-- begin EXTRACTED MATERIAL --

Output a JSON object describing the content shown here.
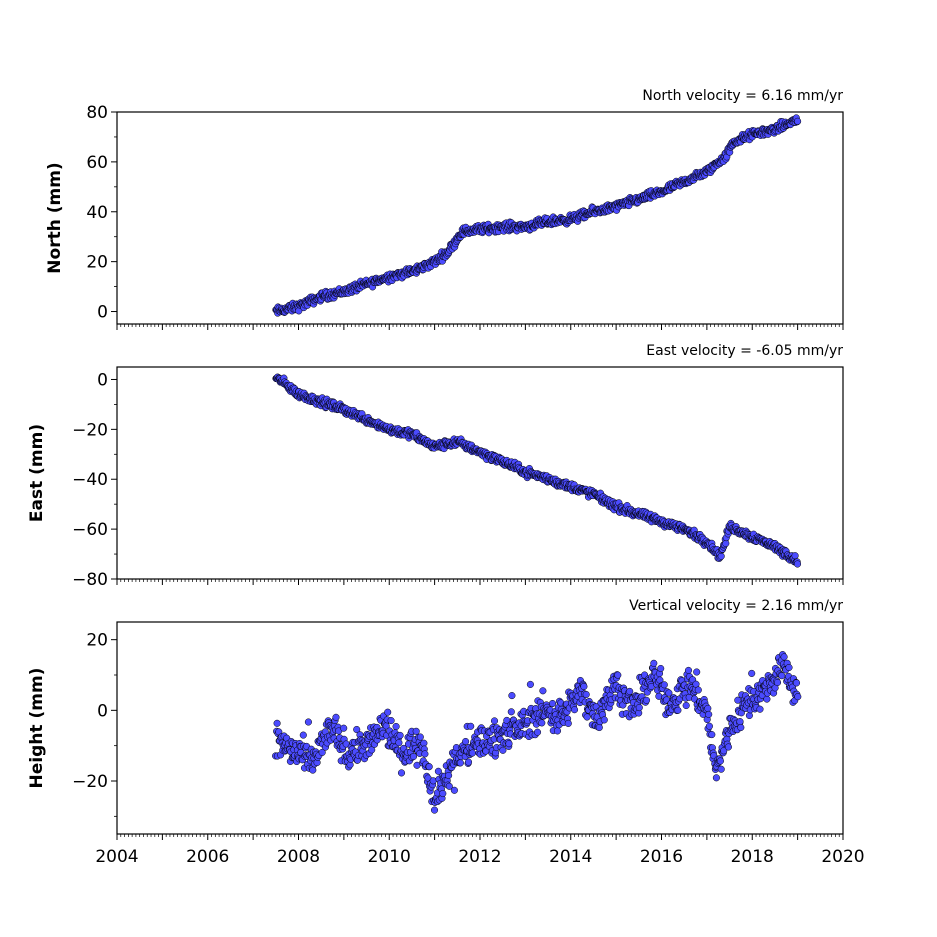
{
  "chart_data": [
    {
      "type": "scatter",
      "title": "North velocity = 6.16 mm/yr",
      "xlabel": "",
      "ylabel": "North (mm)",
      "xlim": [
        2004,
        2020
      ],
      "ylim": [
        -5,
        80
      ],
      "yticks": [
        0,
        20,
        40,
        60,
        80
      ],
      "marker_color": "#4b4bff",
      "edge_color": "#000000",
      "series": [
        {
          "x": [
            2007.5,
            2008.0,
            2008.5,
            2009.0,
            2009.5,
            2010.0,
            2010.5,
            2011.0,
            2011.3,
            2011.6,
            2012.0,
            2012.5,
            2013.0,
            2013.5,
            2014.0,
            2014.5,
            2015.0,
            2015.5,
            2016.0,
            2016.5,
            2017.0,
            2017.4,
            2017.6,
            2018.0,
            2018.5,
            2019.0
          ],
          "y": [
            0,
            2,
            6,
            8,
            11,
            14,
            16,
            20,
            24,
            32,
            33,
            34,
            34,
            36,
            37,
            40,
            42,
            45,
            48,
            52,
            56,
            62,
            68,
            71,
            73,
            77
          ]
        }
      ]
    },
    {
      "type": "scatter",
      "title": "East velocity = -6.05 mm/yr",
      "xlabel": "",
      "ylabel": "East (mm)",
      "xlim": [
        2004,
        2020
      ],
      "ylim": [
        -80,
        5
      ],
      "yticks": [
        0,
        -20,
        -40,
        -60,
        -80
      ],
      "marker_color": "#4b4bff",
      "edge_color": "#000000",
      "series": [
        {
          "x": [
            2007.5,
            2008.0,
            2008.5,
            2009.0,
            2009.5,
            2010.0,
            2010.5,
            2011.0,
            2011.5,
            2012.0,
            2012.5,
            2013.0,
            2013.5,
            2014.0,
            2014.5,
            2015.0,
            2015.5,
            2016.0,
            2016.5,
            2017.0,
            2017.3,
            2017.5,
            2018.0,
            2018.5,
            2019.0
          ],
          "y": [
            1,
            -6,
            -9,
            -12,
            -16,
            -20,
            -22,
            -27,
            -25,
            -29,
            -33,
            -37,
            -40,
            -43,
            -46,
            -51,
            -54,
            -57,
            -60,
            -65,
            -71,
            -59,
            -63,
            -67,
            -73
          ]
        }
      ]
    },
    {
      "type": "scatter",
      "title": "Vertical velocity = 2.16 mm/yr",
      "xlabel": "",
      "ylabel": "Height (mm)",
      "xlim": [
        2004,
        2020
      ],
      "ylim": [
        -35,
        25
      ],
      "yticks": [
        -20,
        0,
        20
      ],
      "xticks": [
        2004,
        2006,
        2008,
        2010,
        2012,
        2014,
        2016,
        2018,
        2020
      ],
      "marker_color": "#4b4bff",
      "edge_color": "#000000",
      "series": [
        {
          "x": [
            2007.5,
            2007.9,
            2008.3,
            2008.7,
            2009.1,
            2009.5,
            2009.9,
            2010.3,
            2010.7,
            2011.0,
            2011.4,
            2011.8,
            2012.2,
            2012.6,
            2013.0,
            2013.4,
            2013.8,
            2014.2,
            2014.6,
            2015.0,
            2015.4,
            2015.8,
            2016.2,
            2016.6,
            2017.0,
            2017.2,
            2017.5,
            2017.9,
            2018.3,
            2018.7,
            2019.0
          ],
          "y": [
            -8,
            -12,
            -15,
            -5,
            -12,
            -10,
            -5,
            -12,
            -8,
            -25,
            -15,
            -10,
            -8,
            -6,
            -4,
            0,
            -2,
            5,
            -2,
            8,
            0,
            10,
            2,
            8,
            0,
            -18,
            -5,
            3,
            6,
            12,
            5
          ]
        }
      ]
    }
  ]
}
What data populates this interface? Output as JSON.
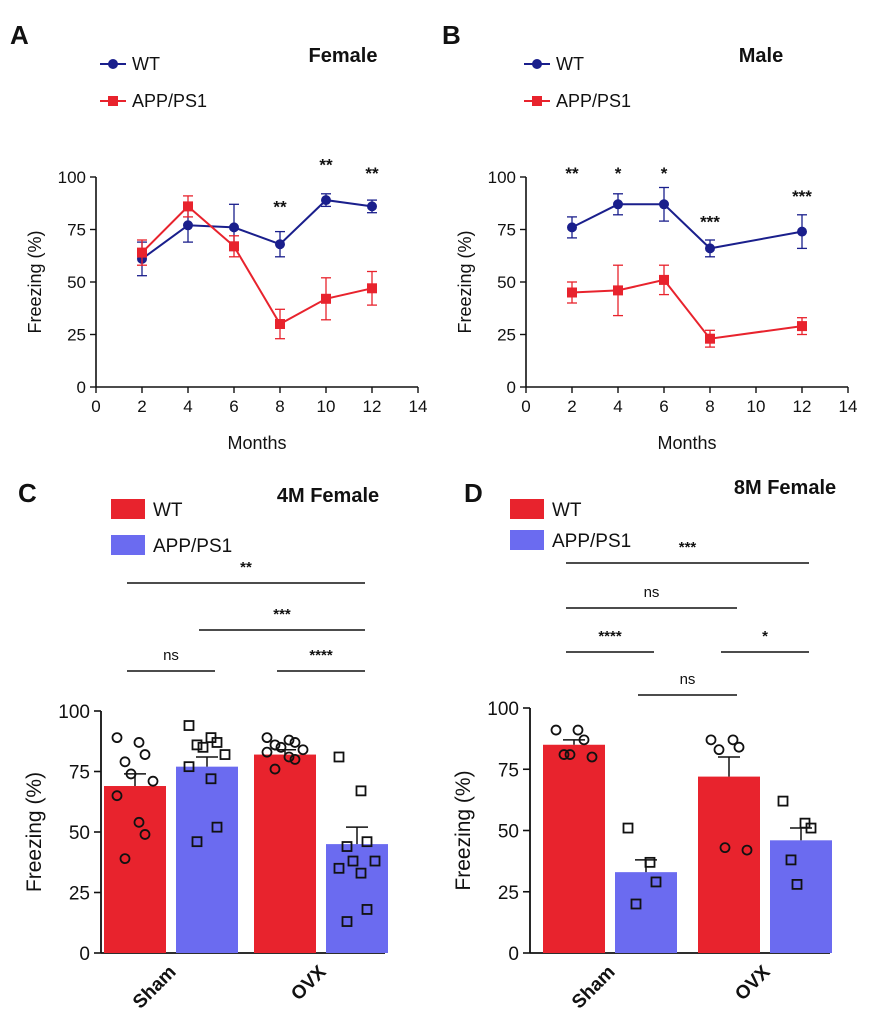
{
  "panel_labels": [
    "A",
    "B",
    "C",
    "D"
  ],
  "colors": {
    "wt_blue": "#1a1f8c",
    "app_red": "#e8232d",
    "bar_red": "#e8232d",
    "bar_blue": "#6b6bf0",
    "axis": "#111111"
  },
  "chart_data": [
    {
      "panel": "A",
      "type": "line",
      "title": "Female",
      "xlabel": "Months",
      "ylabel": "Freezing (%)",
      "xlim": [
        0,
        14
      ],
      "ylim": [
        0,
        100
      ],
      "xticks": [
        "0",
        "2",
        "4",
        "6",
        "8",
        "10",
        "12",
        "14"
      ],
      "yticks": [
        "0",
        "25",
        "50",
        "75",
        "100"
      ],
      "legend_placement": "top-left",
      "series": [
        {
          "name": "WT",
          "color": "#1a1f8c",
          "marker": "circle",
          "x": [
            2,
            4,
            6,
            8,
            10,
            12
          ],
          "y": [
            61,
            77,
            76,
            68,
            89,
            86
          ],
          "err": [
            8,
            8,
            11,
            6,
            3,
            3
          ]
        },
        {
          "name": "APP/PS1",
          "color": "#e8232d",
          "marker": "square",
          "x": [
            2,
            4,
            6,
            8,
            10,
            12
          ],
          "y": [
            64,
            86,
            67,
            30,
            42,
            47
          ],
          "err": [
            6,
            5,
            5,
            7,
            10,
            8
          ]
        }
      ],
      "annotations": [
        {
          "x": 8,
          "y": 83,
          "text": "**"
        },
        {
          "x": 10,
          "y": 103,
          "text": "**"
        },
        {
          "x": 12,
          "y": 99,
          "text": "**"
        }
      ]
    },
    {
      "panel": "B",
      "type": "line",
      "title": "Male",
      "xlabel": "Months",
      "ylabel": "Freezing (%)",
      "xlim": [
        0,
        14
      ],
      "ylim": [
        0,
        100
      ],
      "xticks": [
        "0",
        "2",
        "4",
        "6",
        "8",
        "10",
        "12",
        "14"
      ],
      "yticks": [
        "0",
        "25",
        "50",
        "75",
        "100"
      ],
      "legend_placement": "top-left",
      "series": [
        {
          "name": "WT",
          "color": "#1a1f8c",
          "marker": "circle",
          "x": [
            2,
            4,
            6,
            8,
            12
          ],
          "y": [
            76,
            87,
            87,
            66,
            74
          ],
          "err": [
            5,
            5,
            8,
            4,
            8
          ]
        },
        {
          "name": "APP/PS1",
          "color": "#e8232d",
          "marker": "square",
          "x": [
            2,
            4,
            6,
            8,
            12
          ],
          "y": [
            45,
            46,
            51,
            23,
            29
          ],
          "err": [
            5,
            12,
            7,
            4,
            4
          ]
        }
      ],
      "annotations": [
        {
          "x": 2,
          "y": 99,
          "text": "**"
        },
        {
          "x": 4,
          "y": 99,
          "text": "*"
        },
        {
          "x": 6,
          "y": 99,
          "text": "*"
        },
        {
          "x": 8,
          "y": 76,
          "text": "***"
        },
        {
          "x": 12,
          "y": 88,
          "text": "***"
        }
      ]
    },
    {
      "panel": "C",
      "type": "bar",
      "title": "4M Female",
      "xlabel": "",
      "ylabel": "Freezing (%)",
      "ylim": [
        0,
        100
      ],
      "yticks": [
        "0",
        "25",
        "50",
        "75",
        "100"
      ],
      "categories": [
        "Sham",
        "OVX"
      ],
      "legend_placement": "top-left",
      "series": [
        {
          "name": "WT",
          "color": "#e8232d",
          "marker": "circle",
          "values": [
            69,
            82
          ],
          "err": [
            5,
            2
          ],
          "points": [
            [
              89,
              87,
              82,
              79,
              74,
              71,
              65,
              54,
              49,
              39
            ],
            [
              89,
              88,
              87,
              86,
              85,
              84,
              83,
              81,
              80,
              76
            ]
          ]
        },
        {
          "name": "APP/PS1",
          "color": "#6b6bf0",
          "marker": "square",
          "values": [
            77,
            45
          ],
          "err": [
            4,
            7
          ],
          "points": [
            [
              94,
              89,
              87,
              86,
              85,
              82,
              77,
              72,
              52,
              46
            ],
            [
              81,
              67,
              46,
              44,
              38,
              38,
              35,
              33,
              18,
              13
            ]
          ]
        }
      ],
      "brackets": [
        {
          "from": [
            0,
            0
          ],
          "to": [
            0,
            1
          ],
          "level": 0,
          "text": "ns"
        },
        {
          "from": [
            1,
            0
          ],
          "to": [
            1,
            1
          ],
          "level": 0,
          "text": "****"
        },
        {
          "from": [
            0,
            1
          ],
          "to": [
            1,
            1
          ],
          "level": 1,
          "text": "***"
        },
        {
          "from": [
            0,
            0
          ],
          "to": [
            1,
            1
          ],
          "level": 2,
          "text": "**"
        }
      ]
    },
    {
      "panel": "D",
      "type": "bar",
      "title": "8M Female",
      "xlabel": "",
      "ylabel": "Freezing (%)",
      "ylim": [
        0,
        100
      ],
      "yticks": [
        "0",
        "25",
        "50",
        "75",
        "100"
      ],
      "categories": [
        "Sham",
        "OVX"
      ],
      "legend_placement": "top-left",
      "series": [
        {
          "name": "WT",
          "color": "#e8232d",
          "marker": "circle",
          "values": [
            85,
            72
          ],
          "err": [
            2,
            8
          ],
          "points": [
            [
              91,
              91,
              87,
              81,
              81,
              80
            ],
            [
              87,
              87,
              84,
              83,
              43,
              42
            ]
          ]
        },
        {
          "name": "APP/PS1",
          "color": "#6b6bf0",
          "marker": "square",
          "values": [
            33,
            46
          ],
          "err": [
            5,
            5
          ],
          "points": [
            [
              51,
              37,
              29,
              20
            ],
            [
              62,
              53,
              51,
              38,
              28
            ]
          ]
        }
      ],
      "brackets": [
        {
          "from": [
            0,
            1
          ],
          "to": [
            1,
            0
          ],
          "level": 0,
          "text": "ns"
        },
        {
          "from": [
            0,
            0
          ],
          "to": [
            0,
            1
          ],
          "level": 1,
          "text": "****"
        },
        {
          "from": [
            1,
            0
          ],
          "to": [
            1,
            1
          ],
          "level": 1,
          "text": "*"
        },
        {
          "from": [
            0,
            0
          ],
          "to": [
            1,
            0
          ],
          "level": 2,
          "text": "ns"
        },
        {
          "from": [
            0,
            0
          ],
          "to": [
            1,
            1
          ],
          "level": 3,
          "text": "***"
        }
      ]
    }
  ]
}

-- end EXTRACTED MATERIAL --

- [EXERCISE DETAILS]: Your answer should be only a number: how many lines of the data above contain the string "velocity"?

- [OUTPUT FOR THIS EXERCISE]: 3